**GOAL OF THE EXERCISE**: Look for the string "desktop" in the lines and copy each line that has it.

**SUPPLIED RECORDS**:
::::

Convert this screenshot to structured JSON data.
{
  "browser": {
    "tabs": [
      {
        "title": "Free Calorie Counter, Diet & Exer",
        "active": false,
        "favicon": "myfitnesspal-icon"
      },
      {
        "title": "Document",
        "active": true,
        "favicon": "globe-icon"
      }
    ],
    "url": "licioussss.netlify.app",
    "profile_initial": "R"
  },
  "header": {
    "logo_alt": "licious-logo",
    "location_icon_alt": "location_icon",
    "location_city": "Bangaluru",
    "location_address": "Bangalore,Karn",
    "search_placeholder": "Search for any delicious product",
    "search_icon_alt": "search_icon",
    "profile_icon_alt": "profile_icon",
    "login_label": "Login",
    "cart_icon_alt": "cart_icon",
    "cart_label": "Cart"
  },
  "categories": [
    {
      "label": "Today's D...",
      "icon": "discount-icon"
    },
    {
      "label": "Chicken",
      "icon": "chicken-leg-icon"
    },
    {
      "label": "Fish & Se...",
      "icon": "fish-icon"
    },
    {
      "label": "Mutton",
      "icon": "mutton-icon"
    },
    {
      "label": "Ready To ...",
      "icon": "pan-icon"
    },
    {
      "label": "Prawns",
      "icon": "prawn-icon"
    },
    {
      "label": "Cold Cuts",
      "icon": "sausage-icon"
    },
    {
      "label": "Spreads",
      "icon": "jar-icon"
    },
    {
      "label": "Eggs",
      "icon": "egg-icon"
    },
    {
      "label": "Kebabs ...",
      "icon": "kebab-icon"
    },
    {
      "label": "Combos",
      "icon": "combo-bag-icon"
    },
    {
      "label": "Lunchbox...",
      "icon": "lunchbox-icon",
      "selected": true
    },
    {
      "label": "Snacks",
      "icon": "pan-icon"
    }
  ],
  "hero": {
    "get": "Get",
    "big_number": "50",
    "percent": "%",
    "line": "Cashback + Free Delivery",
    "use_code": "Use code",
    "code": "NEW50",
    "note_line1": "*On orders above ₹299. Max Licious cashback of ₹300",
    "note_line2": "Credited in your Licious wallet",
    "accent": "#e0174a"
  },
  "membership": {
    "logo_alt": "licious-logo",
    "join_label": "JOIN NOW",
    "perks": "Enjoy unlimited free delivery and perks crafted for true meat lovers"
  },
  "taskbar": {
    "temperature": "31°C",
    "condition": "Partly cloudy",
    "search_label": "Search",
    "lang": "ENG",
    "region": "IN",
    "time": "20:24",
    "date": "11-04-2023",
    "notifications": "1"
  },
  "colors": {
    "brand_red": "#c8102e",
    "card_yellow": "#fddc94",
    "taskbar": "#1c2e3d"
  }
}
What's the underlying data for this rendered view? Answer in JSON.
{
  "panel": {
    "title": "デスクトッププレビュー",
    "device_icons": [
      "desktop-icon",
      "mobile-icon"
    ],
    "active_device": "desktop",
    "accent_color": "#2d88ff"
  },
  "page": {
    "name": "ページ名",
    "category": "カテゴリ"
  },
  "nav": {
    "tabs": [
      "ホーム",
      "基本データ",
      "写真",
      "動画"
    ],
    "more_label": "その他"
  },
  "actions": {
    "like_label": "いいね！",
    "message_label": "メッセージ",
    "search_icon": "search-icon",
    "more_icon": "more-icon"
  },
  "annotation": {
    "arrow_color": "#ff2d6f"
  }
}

::::

**SOLUTION TO THIS PROBLEM**:
      "desktop-icon",
    "active_device": "desktop",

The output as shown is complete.